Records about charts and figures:
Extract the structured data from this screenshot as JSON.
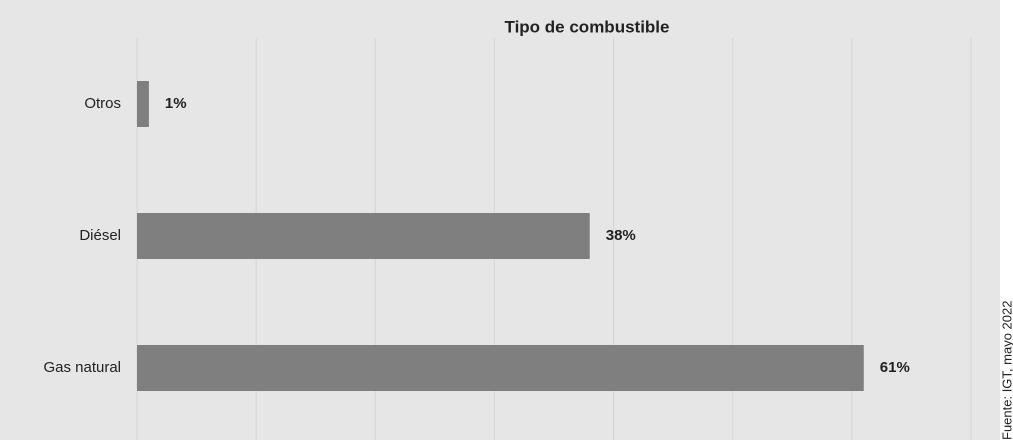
{
  "chart_data": {
    "type": "barh",
    "title": "Tipo de combustible",
    "categories": [
      "Otros",
      "Diésel",
      "Gas natural"
    ],
    "values": [
      1,
      38,
      61
    ],
    "value_labels": [
      "1%",
      "38%",
      "61%"
    ],
    "color": "#7f7f7f",
    "xlim": [
      0,
      70
    ],
    "xticks": [
      0,
      10,
      20,
      30,
      40,
      50,
      60,
      70
    ],
    "grid": true,
    "source": "Fuente: IGT, mayo 2022"
  }
}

◆ Task goal ◆
Transcribe every line in the entries above, taking out only the images.

◆ Output ◆
Extract the structured data from this screenshot as JSON.
{
  "chart_data": {
    "type": "barh",
    "title": "Tipo de combustible",
    "categories": [
      "Otros",
      "Diésel",
      "Gas natural"
    ],
    "values": [
      1,
      38,
      61
    ],
    "value_labels": [
      "1%",
      "38%",
      "61%"
    ],
    "color": "#7f7f7f",
    "xlim": [
      0,
      70
    ],
    "xticks": [
      0,
      10,
      20,
      30,
      40,
      50,
      60,
      70
    ],
    "grid": true,
    "source": "Fuente: IGT, mayo 2022"
  }
}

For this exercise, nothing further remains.